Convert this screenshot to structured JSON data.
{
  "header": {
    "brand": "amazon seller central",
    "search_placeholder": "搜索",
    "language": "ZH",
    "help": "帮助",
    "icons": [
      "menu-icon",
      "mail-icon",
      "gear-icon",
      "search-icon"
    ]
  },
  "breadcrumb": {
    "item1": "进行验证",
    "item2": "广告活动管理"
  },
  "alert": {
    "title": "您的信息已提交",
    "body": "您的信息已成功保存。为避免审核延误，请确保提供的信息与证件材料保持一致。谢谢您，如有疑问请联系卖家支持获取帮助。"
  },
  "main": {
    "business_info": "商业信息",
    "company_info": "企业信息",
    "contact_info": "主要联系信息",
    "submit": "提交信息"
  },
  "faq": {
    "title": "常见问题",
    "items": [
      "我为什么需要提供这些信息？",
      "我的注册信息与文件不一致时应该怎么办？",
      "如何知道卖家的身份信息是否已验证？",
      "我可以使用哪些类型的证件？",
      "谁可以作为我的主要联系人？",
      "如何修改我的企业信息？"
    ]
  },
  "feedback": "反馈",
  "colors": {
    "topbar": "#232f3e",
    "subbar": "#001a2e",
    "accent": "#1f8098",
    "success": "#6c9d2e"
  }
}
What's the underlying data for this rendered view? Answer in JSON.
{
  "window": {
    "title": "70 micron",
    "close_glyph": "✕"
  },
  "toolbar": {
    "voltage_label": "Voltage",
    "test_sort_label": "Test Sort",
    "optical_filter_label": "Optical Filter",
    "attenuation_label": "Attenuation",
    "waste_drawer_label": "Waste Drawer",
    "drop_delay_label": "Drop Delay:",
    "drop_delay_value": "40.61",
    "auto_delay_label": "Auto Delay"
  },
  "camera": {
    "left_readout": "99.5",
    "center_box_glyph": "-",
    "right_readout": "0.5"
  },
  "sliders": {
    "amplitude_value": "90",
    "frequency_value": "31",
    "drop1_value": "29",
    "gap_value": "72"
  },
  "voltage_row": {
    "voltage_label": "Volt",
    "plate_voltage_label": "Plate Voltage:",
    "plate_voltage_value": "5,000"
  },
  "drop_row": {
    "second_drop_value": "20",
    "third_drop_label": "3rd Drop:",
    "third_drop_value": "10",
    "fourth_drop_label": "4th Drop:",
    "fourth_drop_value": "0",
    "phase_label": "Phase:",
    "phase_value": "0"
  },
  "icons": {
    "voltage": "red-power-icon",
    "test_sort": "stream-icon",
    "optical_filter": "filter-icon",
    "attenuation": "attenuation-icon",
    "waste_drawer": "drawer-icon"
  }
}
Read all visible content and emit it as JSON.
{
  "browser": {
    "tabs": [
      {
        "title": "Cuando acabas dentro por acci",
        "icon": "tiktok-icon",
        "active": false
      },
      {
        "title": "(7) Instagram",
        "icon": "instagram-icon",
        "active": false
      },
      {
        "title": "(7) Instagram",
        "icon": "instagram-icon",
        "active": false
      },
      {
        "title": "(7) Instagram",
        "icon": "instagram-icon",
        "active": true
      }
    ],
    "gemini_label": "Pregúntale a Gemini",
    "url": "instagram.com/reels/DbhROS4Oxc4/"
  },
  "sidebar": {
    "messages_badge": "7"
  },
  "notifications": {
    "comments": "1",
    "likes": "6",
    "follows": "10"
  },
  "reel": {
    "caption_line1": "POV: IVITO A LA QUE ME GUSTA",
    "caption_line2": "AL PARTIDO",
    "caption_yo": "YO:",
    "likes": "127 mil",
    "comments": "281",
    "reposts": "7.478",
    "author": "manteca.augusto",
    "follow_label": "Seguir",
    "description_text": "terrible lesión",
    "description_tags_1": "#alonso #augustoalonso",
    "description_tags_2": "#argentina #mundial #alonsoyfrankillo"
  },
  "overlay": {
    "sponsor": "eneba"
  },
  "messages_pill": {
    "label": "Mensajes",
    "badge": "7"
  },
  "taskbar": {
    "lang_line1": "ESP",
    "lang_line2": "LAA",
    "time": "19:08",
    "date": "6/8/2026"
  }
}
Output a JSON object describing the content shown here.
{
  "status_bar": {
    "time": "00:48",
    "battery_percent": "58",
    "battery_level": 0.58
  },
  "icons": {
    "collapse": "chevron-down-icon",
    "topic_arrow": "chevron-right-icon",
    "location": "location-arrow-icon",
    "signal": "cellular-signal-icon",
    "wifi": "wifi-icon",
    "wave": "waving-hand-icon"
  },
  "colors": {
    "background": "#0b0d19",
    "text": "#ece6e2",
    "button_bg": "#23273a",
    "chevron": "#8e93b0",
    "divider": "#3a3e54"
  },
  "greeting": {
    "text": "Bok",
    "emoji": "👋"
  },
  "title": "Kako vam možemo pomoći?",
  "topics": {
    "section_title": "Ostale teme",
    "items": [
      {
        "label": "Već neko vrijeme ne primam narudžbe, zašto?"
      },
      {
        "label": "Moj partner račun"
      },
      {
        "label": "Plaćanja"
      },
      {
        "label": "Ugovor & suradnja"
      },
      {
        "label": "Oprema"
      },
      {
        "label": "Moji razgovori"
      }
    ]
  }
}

— Task goal —
Make a verbatim copy of every entry shown above.

— Reply to the task —
Convert this screenshot to structured JSON data.
{
  "header": {
    "brand": "amazon seller central",
    "search_placeholder": "搜索",
    "language": "ZH",
    "help": "帮助",
    "icons": [
      "menu-icon",
      "mail-icon",
      "gear-icon",
      "search-icon"
    ]
  },
  "breadcrumb": {
    "item1": "进行验证",
    "item2": "广告活动管理"
  },
  "alert": {
    "title": "您的信息已提交",
    "body": "您的信息已成功保存。为避免审核延误，请确保提供的信息与证件材料保持一致。谢谢您，如有疑问请联系卖家支持获取帮助。"
  },
  "main": {
    "business_info": "商业信息",
    "company_info": "企业信息",
    "contact_info": "主要联系信息",
    "submit": "提交信息"
  },
  "faq": {
    "title": "常见问题",
    "items": [
      "我为什么需要提供这些信息？",
      "我的注册信息与文件不一致时应该怎么办？",
      "如何知道卖家的身份信息是否已验证？",
      "我可以使用哪些类型的证件？",
      "谁可以作为我的主要联系人？",
      "如何修改我的企业信息？"
    ]
  },
  "feedback": "反馈",
  "colors": {
    "topbar": "#232f3e",
    "subbar": "#001a2e",
    "accent": "#1f8098",
    "success": "#6c9d2e"
  }
}
What's the underlying data for this rendered view? Answer in JSON.
{
  "window": {
    "title": "70 micron",
    "close_glyph": "✕"
  },
  "toolbar": {
    "voltage_label": "Voltage",
    "test_sort_label": "Test Sort",
    "optical_filter_label": "Optical Filter",
    "attenuation_label": "Attenuation",
    "waste_drawer_label": "Waste Drawer",
    "drop_delay_label": "Drop Delay:",
    "drop_delay_value": "40.61",
    "auto_delay_label": "Auto Delay"
  },
  "camera": {
    "left_readout": "99.5",
    "center_box_glyph": "-",
    "right_readout": "0.5"
  },
  "sliders": {
    "amplitude_value": "90",
    "frequency_value": "31",
    "drop1_value": "29",
    "gap_value": "72"
  },
  "voltage_row": {
    "voltage_label": "Volt",
    "plate_voltage_label": "Plate Voltage:",
    "plate_voltage_value": "5,000"
  },
  "drop_row": {
    "second_drop_value": "20",
    "third_drop_label": "3rd Drop:",
    "third_drop_value": "10",
    "fourth_drop_label": "4th Drop:",
    "fourth_drop_value": "0",
    "phase_label": "Phase:",
    "phase_value": "0"
  },
  "icons": {
    "voltage": "red-power-icon",
    "test_sort": "stream-icon",
    "optical_filter": "filter-icon",
    "attenuation": "attenuation-icon",
    "waste_drawer": "drawer-icon"
  }
}
Read all visible content and emit it as JSON.
{
  "browser": {
    "tabs": [
      {
        "title": "Cuando acabas dentro por acci",
        "icon": "tiktok-icon",
        "active": false
      },
      {
        "title": "(7) Instagram",
        "icon": "instagram-icon",
        "active": false
      },
      {
        "title": "(7) Instagram",
        "icon": "instagram-icon",
        "active": false
      },
      {
        "title": "(7) Instagram",
        "icon": "instagram-icon",
        "active": true
      }
    ],
    "gemini_label": "Pregúntale a Gemini",
    "url": "instagram.com/reels/DbhROS4Oxc4/"
  },
  "sidebar": {
    "messages_badge": "7"
  },
  "notifications": {
    "comments": "1",
    "likes": "6",
    "follows": "10"
  },
  "reel": {
    "caption_line1": "POV: IVITO A LA QUE ME GUSTA",
    "caption_line2": "AL PARTIDO",
    "caption_yo": "YO:",
    "likes": "127 mil",
    "comments": "281",
    "reposts": "7.478",
    "author": "manteca.augusto",
    "follow_label": "Seguir",
    "description_text": "terrible lesión",
    "description_tags_1": "#alonso #augustoalonso",
    "description_tags_2": "#argentina #mundial #alonsoyfrankillo"
  },
  "overlay": {
    "sponsor": "eneba"
  },
  "messages_pill": {
    "label": "Mensajes",
    "badge": "7"
  },
  "taskbar": {
    "lang_line1": "ESP",
    "lang_line2": "LAA",
    "time": "19:08",
    "date": "6/8/2026"
  }
}
Output a JSON object describing the content shown here.
{
  "status_bar": {
    "time": "00:48",
    "battery_percent": "58",
    "battery_level": 0.58
  },
  "icons": {
    "collapse": "chevron-down-icon",
    "topic_arrow": "chevron-right-icon",
    "location": "location-arrow-icon",
    "signal": "cellular-signal-icon",
    "wifi": "wifi-icon",
    "wave": "waving-hand-icon"
  },
  "colors": {
    "background": "#0b0d19",
    "text": "#ece6e2",
    "button_bg": "#23273a",
    "chevron": "#8e93b0",
    "divider": "#3a3e54"
  },
  "greeting": {
    "text": "Bok",
    "emoji": "👋"
  },
  "title": "Kako vam možemo pomoći?",
  "topics": {
    "section_title": "Ostale teme",
    "items": [
      {
        "label": "Već neko vrijeme ne primam narudžbe, zašto?"
      },
      {
        "label": "Moj partner račun"
      },
      {
        "label": "Plaćanja"
      },
      {
        "label": "Ugovor & suradnja"
      },
      {
        "label": "Oprema"
      },
      {
        "label": "Moji razgovori"
      }
    ]
  }
}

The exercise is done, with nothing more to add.